> _Written exercise_
Output every line exactly as written. Leave out pictures.

> _Figure collection entries_
+++
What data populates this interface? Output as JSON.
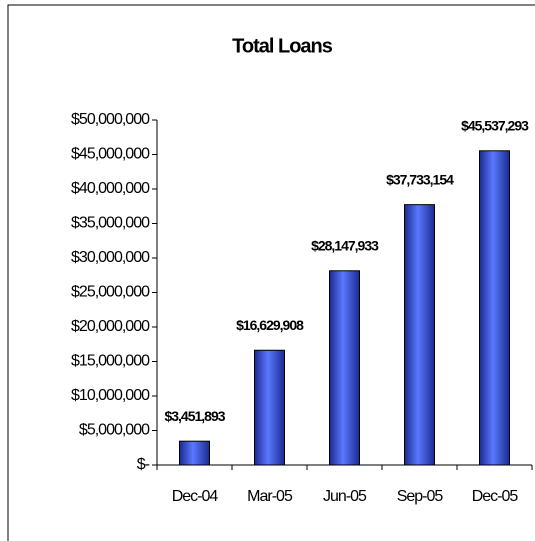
{
  "chart_data": {
    "type": "bar",
    "title": "Total Loans",
    "categories": [
      "Dec-04",
      "Mar-05",
      "Jun-05",
      "Sep-05",
      "Dec-05"
    ],
    "values": [
      3451893,
      16629908,
      28147933,
      37733154,
      45537293
    ],
    "value_labels": [
      "$3,451,893",
      "$16,629,908",
      "$28,147,933",
      "$37,733,154",
      "$45,537,293"
    ],
    "color": "#2a45c8",
    "ylim": [
      0,
      50000000
    ],
    "yticks": [
      {
        "value": 0,
        "label": "$-"
      },
      {
        "value": 5000000,
        "label": "$5,000,000"
      },
      {
        "value": 10000000,
        "label": "$10,000,000"
      },
      {
        "value": 15000000,
        "label": "$15,000,000"
      },
      {
        "value": 20000000,
        "label": "$20,000,000"
      },
      {
        "value": 25000000,
        "label": "$25,000,000"
      },
      {
        "value": 30000000,
        "label": "$30,000,000"
      },
      {
        "value": 35000000,
        "label": "$35,000,000"
      },
      {
        "value": 40000000,
        "label": "$40,000,000"
      },
      {
        "value": 45000000,
        "label": "$45,000,000"
      },
      {
        "value": 50000000,
        "label": "$50,000,000"
      }
    ],
    "grid": false
  }
}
+++
> _Final result_
What data populates this interface? Output as JSON.
{
  "chart_data": {
    "type": "bar",
    "title": "Total Loans",
    "categories": [
      "Dec-04",
      "Mar-05",
      "Jun-05",
      "Sep-05",
      "Dec-05"
    ],
    "values": [
      3451893,
      16629908,
      28147933,
      37733154,
      45537293
    ],
    "value_labels": [
      "$3,451,893",
      "$16,629,908",
      "$28,147,933",
      "$37,733,154",
      "$45,537,293"
    ],
    "color": "#2a45c8",
    "ylim": [
      0,
      50000000
    ],
    "yticks": [
      {
        "value": 0,
        "label": "$-"
      },
      {
        "value": 5000000,
        "label": "$5,000,000"
      },
      {
        "value": 10000000,
        "label": "$10,000,000"
      },
      {
        "value": 15000000,
        "label": "$15,000,000"
      },
      {
        "value": 20000000,
        "label": "$20,000,000"
      },
      {
        "value": 25000000,
        "label": "$25,000,000"
      },
      {
        "value": 30000000,
        "label": "$30,000,000"
      },
      {
        "value": 35000000,
        "label": "$35,000,000"
      },
      {
        "value": 40000000,
        "label": "$40,000,000"
      },
      {
        "value": 45000000,
        "label": "$45,000,000"
      },
      {
        "value": 50000000,
        "label": "$50,000,000"
      }
    ],
    "grid": false
  }
}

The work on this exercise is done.